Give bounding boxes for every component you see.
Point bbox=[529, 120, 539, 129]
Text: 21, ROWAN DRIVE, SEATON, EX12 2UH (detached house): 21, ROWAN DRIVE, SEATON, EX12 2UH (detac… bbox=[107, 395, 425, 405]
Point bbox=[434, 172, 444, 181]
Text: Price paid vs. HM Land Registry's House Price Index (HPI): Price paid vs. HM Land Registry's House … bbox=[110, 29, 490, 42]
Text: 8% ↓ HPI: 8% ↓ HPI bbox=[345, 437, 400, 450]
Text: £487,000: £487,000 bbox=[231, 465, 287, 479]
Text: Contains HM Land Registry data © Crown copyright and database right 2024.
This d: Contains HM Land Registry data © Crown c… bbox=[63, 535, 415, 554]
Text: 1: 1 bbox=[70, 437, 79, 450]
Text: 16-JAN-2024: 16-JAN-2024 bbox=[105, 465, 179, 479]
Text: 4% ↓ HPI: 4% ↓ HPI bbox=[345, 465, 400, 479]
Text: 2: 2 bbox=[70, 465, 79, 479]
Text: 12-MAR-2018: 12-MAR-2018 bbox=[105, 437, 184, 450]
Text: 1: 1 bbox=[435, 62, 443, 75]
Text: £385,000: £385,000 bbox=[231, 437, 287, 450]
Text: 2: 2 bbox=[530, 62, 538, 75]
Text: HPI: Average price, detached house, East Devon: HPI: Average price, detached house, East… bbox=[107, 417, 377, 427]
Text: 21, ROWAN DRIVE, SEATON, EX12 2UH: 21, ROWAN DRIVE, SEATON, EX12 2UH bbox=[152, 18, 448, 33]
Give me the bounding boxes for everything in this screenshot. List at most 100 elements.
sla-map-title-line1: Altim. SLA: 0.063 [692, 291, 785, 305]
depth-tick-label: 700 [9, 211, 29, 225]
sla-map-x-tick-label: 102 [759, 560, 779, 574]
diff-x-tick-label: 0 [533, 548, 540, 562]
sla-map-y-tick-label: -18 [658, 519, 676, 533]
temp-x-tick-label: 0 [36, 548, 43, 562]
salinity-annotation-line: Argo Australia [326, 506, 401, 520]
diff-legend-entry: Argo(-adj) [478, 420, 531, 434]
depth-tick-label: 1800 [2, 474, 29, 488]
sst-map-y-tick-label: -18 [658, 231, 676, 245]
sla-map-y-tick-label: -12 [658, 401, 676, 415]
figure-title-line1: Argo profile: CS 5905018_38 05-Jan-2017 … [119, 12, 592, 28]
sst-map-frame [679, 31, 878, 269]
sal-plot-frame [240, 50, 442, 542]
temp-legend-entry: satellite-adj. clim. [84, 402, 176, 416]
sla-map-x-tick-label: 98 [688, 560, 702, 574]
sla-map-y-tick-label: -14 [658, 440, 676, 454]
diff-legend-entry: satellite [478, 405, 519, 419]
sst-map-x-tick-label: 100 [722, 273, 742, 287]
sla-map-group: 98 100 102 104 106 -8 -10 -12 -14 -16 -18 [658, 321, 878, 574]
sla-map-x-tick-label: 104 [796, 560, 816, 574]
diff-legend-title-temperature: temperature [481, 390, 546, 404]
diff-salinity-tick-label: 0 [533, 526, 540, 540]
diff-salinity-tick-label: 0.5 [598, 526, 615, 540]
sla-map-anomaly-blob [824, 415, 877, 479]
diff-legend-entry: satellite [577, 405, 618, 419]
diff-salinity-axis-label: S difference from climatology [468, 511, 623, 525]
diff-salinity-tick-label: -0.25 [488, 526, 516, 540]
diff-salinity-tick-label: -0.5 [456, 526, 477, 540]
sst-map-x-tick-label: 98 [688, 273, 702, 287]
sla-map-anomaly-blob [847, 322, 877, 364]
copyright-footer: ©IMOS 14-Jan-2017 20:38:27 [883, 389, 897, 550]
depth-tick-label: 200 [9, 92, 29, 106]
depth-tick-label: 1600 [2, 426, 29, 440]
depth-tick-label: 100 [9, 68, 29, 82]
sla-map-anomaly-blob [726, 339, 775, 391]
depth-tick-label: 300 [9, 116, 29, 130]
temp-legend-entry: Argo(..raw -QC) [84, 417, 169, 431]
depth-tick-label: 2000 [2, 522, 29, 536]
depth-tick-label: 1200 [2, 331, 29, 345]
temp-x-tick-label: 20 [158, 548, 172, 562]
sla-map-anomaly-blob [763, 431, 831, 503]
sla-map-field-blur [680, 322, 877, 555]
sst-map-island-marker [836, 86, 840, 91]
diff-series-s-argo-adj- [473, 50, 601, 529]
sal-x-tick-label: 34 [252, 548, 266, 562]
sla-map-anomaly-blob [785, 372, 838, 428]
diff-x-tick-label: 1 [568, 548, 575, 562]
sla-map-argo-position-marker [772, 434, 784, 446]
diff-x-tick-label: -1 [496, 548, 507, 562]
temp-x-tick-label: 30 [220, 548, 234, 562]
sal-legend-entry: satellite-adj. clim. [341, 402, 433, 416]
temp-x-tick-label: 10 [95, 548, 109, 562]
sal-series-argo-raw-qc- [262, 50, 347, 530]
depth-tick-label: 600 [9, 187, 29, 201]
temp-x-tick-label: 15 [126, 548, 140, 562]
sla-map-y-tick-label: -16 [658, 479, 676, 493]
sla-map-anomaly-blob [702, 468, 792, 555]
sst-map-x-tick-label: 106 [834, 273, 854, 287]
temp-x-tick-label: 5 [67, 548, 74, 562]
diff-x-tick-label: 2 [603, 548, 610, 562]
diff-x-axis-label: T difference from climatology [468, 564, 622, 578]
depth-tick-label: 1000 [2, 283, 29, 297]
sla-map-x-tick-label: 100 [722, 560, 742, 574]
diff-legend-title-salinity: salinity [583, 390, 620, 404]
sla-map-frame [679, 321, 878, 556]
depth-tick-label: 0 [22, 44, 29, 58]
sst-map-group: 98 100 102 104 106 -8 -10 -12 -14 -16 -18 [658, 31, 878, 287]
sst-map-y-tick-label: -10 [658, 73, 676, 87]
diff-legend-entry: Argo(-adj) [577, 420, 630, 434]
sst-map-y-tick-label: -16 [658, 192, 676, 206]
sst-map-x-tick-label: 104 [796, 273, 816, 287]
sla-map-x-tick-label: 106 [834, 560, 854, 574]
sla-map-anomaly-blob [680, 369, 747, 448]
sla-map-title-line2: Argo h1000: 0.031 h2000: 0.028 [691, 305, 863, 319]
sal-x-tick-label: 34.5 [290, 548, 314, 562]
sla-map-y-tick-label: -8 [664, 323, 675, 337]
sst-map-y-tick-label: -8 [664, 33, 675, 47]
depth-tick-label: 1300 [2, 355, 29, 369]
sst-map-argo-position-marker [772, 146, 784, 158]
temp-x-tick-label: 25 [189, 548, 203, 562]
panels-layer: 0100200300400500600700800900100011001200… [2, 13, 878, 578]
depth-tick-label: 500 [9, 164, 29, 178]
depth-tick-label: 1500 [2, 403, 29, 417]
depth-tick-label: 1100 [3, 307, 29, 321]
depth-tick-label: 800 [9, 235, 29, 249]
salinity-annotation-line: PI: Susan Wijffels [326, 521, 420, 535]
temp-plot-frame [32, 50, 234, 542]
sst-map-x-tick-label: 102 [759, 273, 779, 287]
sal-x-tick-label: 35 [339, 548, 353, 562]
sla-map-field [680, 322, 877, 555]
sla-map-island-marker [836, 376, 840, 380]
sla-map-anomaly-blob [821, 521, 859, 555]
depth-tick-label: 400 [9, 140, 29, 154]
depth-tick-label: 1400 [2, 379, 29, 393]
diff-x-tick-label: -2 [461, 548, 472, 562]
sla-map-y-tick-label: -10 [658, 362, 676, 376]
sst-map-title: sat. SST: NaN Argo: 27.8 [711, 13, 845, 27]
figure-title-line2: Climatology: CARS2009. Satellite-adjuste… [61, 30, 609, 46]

*Problem statement:*
Update the listing from its first line through the line containing "Text: 2: 2 bbox=[530, 62, 538, 75]" by replacing "ROWAN DRIVE" with "ROWAN CLOSE", and reproduce only those lines with all else unchanged.

*Result for this task:*
Give bounding boxes for every component you see.
Point bbox=[529, 120, 539, 129]
Text: 21, ROWAN CLOSE, SEATON, EX12 2UH (detached house): 21, ROWAN CLOSE, SEATON, EX12 2UH (detac… bbox=[107, 395, 425, 405]
Point bbox=[434, 172, 444, 181]
Text: Price paid vs. HM Land Registry's House Price Index (HPI): Price paid vs. HM Land Registry's House … bbox=[110, 29, 490, 42]
Text: 8% ↓ HPI: 8% ↓ HPI bbox=[345, 437, 400, 450]
Text: £487,000: £487,000 bbox=[231, 465, 287, 479]
Text: Contains HM Land Registry data © Crown copyright and database right 2024.
This d: Contains HM Land Registry data © Crown c… bbox=[63, 535, 415, 554]
Text: 1: 1 bbox=[70, 437, 79, 450]
Text: 16-JAN-2024: 16-JAN-2024 bbox=[105, 465, 179, 479]
Text: 4% ↓ HPI: 4% ↓ HPI bbox=[345, 465, 400, 479]
Text: 2: 2 bbox=[70, 465, 79, 479]
Text: 12-MAR-2018: 12-MAR-2018 bbox=[105, 437, 184, 450]
Text: 1: 1 bbox=[435, 62, 443, 75]
Text: £385,000: £385,000 bbox=[231, 437, 287, 450]
Text: 2: 2 bbox=[530, 62, 538, 75]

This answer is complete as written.